Written task: Copy every line from the records below that holds the word "subject".

Data records:
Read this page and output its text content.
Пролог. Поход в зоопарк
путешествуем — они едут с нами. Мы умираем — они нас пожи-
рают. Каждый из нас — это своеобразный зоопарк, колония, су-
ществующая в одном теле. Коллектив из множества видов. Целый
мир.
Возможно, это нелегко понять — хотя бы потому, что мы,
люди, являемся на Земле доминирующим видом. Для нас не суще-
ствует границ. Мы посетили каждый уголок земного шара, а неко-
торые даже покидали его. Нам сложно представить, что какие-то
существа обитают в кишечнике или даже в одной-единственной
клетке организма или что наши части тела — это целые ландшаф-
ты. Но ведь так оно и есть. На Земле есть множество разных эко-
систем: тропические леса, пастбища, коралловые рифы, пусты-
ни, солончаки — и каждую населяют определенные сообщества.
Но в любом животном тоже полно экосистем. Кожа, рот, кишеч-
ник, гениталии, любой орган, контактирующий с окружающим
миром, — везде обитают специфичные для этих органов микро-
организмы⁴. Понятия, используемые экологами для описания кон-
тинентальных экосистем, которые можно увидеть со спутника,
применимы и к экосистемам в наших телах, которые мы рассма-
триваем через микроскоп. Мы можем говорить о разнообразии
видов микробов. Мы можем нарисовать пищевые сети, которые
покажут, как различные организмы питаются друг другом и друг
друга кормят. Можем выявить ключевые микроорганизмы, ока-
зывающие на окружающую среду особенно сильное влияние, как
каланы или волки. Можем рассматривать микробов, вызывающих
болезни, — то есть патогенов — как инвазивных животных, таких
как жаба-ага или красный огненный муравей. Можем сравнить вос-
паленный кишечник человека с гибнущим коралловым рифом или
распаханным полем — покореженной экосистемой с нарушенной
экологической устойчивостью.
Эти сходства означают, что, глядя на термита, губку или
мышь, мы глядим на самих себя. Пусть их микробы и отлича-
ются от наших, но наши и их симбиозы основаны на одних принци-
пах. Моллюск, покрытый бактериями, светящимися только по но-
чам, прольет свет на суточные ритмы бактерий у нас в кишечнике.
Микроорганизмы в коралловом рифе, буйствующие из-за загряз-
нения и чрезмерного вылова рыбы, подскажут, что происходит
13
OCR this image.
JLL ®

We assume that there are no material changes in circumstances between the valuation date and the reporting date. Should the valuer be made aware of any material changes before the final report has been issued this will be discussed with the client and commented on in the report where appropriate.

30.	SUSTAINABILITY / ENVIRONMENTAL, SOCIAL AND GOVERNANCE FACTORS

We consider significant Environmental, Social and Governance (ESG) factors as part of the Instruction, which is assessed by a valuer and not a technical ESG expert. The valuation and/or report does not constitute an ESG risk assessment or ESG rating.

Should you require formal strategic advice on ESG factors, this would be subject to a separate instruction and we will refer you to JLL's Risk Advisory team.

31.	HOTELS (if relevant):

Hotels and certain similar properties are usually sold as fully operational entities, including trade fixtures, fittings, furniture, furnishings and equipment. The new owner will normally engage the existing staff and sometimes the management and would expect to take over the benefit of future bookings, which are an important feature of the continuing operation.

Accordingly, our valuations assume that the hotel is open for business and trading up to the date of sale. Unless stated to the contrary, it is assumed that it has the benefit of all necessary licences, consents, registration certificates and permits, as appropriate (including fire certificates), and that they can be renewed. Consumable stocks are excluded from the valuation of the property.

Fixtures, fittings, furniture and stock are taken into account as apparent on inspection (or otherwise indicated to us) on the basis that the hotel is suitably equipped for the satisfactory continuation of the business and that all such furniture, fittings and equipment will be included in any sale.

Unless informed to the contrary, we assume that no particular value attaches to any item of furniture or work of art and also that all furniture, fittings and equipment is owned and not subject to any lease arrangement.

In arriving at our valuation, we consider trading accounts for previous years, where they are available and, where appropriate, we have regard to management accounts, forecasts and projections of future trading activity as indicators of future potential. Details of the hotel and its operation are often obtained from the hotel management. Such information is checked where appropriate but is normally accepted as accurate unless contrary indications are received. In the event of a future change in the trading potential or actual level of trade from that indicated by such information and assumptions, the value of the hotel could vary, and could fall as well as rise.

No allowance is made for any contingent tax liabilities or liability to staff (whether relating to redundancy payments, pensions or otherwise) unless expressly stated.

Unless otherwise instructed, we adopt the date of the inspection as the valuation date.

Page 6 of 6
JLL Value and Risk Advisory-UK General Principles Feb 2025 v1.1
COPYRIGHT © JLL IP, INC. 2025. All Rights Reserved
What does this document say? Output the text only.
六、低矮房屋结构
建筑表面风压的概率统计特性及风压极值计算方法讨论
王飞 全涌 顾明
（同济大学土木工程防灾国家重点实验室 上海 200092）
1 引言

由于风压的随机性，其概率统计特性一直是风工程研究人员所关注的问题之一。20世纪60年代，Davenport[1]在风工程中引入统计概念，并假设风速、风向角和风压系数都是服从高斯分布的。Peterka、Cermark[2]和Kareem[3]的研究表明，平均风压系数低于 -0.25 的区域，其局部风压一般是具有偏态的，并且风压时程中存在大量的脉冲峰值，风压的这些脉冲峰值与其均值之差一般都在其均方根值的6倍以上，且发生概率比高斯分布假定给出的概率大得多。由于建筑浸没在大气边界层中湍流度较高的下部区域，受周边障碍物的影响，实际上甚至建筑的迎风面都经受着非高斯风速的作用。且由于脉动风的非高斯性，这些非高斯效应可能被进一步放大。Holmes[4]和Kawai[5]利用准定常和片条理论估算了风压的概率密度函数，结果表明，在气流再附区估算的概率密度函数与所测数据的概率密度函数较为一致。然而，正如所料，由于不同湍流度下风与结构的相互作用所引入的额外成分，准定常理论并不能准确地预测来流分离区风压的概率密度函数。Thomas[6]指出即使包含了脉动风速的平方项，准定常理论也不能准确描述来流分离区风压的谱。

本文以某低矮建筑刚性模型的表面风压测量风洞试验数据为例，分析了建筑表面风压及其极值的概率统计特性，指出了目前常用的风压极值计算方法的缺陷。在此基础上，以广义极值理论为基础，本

Output:
Should you require formal strategic advice on ESG factors, this would be subject to a separate instruction and we will refer you to JLL's Risk Advisory team.
Unless informed to the contrary, we assume that no particular value attaches to any item of furniture or work of art and also that all furniture, fittings and equipment is owned and not subject to any lease arrangement.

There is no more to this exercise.